Problem requirements |
Present each line of the entries below that holds the word "ylabel".

* START Record set *

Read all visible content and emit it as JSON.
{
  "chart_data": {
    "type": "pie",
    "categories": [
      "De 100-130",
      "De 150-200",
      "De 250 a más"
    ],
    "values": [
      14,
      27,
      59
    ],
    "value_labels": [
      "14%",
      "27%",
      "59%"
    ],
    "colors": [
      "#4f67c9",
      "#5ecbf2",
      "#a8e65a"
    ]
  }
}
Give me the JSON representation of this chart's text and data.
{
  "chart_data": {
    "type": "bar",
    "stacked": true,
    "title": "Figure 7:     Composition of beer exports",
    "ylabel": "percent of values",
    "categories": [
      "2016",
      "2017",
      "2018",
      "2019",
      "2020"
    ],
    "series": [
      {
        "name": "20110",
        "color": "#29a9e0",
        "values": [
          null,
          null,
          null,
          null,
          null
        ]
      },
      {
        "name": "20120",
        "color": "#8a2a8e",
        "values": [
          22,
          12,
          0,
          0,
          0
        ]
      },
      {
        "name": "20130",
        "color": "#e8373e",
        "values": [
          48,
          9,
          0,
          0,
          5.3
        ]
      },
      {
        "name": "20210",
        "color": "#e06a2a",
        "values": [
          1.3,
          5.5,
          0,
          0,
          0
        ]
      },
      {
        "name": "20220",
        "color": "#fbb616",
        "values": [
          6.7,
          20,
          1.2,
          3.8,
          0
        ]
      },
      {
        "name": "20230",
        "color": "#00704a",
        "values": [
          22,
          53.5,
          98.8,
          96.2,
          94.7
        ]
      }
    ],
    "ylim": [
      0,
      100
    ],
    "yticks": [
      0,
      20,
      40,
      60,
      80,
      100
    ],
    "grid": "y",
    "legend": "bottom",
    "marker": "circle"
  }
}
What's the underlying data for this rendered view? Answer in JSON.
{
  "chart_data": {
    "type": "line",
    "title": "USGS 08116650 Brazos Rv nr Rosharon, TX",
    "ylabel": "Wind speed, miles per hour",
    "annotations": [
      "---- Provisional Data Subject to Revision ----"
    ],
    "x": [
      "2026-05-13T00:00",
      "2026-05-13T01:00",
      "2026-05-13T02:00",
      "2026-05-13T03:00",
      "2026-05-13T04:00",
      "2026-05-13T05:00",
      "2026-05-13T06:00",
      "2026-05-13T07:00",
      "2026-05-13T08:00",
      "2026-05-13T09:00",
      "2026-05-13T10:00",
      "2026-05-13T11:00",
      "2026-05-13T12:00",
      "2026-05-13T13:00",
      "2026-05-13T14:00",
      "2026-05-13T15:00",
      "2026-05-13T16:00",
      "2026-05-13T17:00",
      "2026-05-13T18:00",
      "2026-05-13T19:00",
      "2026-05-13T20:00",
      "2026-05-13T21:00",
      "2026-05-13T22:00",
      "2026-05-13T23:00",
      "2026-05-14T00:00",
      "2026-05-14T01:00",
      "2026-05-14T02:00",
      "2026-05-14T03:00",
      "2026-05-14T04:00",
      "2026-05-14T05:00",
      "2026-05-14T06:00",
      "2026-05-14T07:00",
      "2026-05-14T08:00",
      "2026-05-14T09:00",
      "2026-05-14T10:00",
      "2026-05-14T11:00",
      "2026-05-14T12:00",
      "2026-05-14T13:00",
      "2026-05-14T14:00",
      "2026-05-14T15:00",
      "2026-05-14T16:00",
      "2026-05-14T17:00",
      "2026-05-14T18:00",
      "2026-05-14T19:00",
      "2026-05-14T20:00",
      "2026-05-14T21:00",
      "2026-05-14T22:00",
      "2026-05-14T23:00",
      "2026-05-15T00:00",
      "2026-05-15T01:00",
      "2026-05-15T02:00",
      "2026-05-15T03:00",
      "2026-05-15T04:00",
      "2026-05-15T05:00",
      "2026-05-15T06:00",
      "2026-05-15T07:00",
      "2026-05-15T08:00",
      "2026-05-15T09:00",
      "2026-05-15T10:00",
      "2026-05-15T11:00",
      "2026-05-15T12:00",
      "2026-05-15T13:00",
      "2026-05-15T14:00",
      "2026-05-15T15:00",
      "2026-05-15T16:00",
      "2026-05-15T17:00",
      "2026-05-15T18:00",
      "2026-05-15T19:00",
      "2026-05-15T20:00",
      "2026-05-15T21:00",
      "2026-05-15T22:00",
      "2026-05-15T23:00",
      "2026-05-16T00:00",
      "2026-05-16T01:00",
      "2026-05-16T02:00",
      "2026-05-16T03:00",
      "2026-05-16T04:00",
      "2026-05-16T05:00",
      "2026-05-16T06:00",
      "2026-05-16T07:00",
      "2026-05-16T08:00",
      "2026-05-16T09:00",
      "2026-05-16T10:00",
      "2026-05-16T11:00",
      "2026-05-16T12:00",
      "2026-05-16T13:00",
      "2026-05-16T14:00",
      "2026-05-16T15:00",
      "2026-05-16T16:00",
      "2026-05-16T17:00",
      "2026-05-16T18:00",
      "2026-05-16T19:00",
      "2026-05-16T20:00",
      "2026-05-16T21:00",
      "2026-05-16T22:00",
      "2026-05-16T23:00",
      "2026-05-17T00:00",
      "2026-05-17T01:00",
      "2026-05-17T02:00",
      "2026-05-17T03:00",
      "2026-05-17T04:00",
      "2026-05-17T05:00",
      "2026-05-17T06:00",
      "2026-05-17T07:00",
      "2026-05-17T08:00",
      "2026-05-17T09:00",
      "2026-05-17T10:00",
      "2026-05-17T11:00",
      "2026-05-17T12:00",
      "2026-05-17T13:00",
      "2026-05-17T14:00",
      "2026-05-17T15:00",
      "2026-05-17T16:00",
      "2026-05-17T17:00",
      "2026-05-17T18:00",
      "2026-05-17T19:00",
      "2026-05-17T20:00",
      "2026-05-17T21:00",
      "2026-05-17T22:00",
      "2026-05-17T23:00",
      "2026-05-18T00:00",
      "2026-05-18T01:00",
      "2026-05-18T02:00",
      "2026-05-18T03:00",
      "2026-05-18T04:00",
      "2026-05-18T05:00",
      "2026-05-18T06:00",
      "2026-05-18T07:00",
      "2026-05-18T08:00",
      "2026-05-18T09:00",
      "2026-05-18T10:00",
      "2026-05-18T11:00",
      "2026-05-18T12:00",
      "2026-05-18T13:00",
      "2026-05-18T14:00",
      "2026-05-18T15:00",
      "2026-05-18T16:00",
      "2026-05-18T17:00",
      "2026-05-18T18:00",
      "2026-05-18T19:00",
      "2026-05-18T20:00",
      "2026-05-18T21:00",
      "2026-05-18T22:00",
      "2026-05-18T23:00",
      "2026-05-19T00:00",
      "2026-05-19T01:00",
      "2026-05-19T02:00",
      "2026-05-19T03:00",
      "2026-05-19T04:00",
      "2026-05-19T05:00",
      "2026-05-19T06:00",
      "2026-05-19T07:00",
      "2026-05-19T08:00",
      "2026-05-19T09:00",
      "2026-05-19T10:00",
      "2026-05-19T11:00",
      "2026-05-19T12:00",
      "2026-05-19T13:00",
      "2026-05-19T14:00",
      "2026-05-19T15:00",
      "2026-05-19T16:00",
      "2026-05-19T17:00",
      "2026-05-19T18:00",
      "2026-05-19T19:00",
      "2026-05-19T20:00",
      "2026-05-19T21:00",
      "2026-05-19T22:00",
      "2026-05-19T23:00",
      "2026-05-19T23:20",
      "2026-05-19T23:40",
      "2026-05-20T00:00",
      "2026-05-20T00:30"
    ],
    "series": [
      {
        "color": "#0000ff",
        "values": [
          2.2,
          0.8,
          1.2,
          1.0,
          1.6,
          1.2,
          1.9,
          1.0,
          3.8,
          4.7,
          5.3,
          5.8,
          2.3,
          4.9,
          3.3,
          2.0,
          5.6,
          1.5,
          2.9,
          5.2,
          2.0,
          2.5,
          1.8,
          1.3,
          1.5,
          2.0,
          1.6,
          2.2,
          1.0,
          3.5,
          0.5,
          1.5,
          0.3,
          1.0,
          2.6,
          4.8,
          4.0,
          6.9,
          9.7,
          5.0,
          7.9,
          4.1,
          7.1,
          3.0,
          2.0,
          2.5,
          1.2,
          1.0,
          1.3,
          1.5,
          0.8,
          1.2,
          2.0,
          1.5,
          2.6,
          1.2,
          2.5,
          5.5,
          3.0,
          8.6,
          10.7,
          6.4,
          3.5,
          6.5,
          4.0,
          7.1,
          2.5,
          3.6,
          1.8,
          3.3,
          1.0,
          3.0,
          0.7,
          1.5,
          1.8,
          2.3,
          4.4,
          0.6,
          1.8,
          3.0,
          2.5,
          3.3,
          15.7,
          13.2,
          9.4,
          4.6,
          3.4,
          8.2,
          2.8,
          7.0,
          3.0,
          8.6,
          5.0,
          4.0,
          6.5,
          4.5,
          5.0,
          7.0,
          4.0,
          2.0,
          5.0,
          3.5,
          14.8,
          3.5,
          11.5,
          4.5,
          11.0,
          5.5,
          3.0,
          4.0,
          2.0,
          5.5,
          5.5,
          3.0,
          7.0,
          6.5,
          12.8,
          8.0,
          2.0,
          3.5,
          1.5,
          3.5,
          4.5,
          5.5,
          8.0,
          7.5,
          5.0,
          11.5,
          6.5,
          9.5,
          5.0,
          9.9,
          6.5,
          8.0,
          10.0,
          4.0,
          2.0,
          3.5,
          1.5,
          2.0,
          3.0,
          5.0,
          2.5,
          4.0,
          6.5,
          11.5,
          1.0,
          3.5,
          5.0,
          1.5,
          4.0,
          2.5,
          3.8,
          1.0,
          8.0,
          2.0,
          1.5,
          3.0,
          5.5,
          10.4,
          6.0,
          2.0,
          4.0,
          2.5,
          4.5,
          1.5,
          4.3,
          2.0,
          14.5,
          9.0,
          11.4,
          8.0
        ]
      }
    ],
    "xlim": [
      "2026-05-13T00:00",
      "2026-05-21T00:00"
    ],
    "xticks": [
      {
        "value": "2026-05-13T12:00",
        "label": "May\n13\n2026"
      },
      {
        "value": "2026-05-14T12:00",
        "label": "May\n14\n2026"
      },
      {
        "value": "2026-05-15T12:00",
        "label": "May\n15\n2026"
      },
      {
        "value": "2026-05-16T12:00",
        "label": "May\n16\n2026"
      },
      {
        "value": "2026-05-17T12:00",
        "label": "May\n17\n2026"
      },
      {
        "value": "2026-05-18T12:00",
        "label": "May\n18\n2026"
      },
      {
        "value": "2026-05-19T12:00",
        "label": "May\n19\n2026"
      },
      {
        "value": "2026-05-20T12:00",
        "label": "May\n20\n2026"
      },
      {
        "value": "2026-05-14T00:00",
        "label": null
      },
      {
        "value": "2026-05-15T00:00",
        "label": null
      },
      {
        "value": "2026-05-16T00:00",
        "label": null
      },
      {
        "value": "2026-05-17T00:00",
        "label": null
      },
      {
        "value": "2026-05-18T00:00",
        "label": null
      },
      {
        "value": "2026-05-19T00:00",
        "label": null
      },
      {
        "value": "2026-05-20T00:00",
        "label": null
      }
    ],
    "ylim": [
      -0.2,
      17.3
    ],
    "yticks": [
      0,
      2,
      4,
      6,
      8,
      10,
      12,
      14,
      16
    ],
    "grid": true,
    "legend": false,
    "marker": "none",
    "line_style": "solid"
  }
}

* END Record set *

Task answer |
    "ylabel": "percent of values",
    "ylabel": "Wind speed, miles per hour",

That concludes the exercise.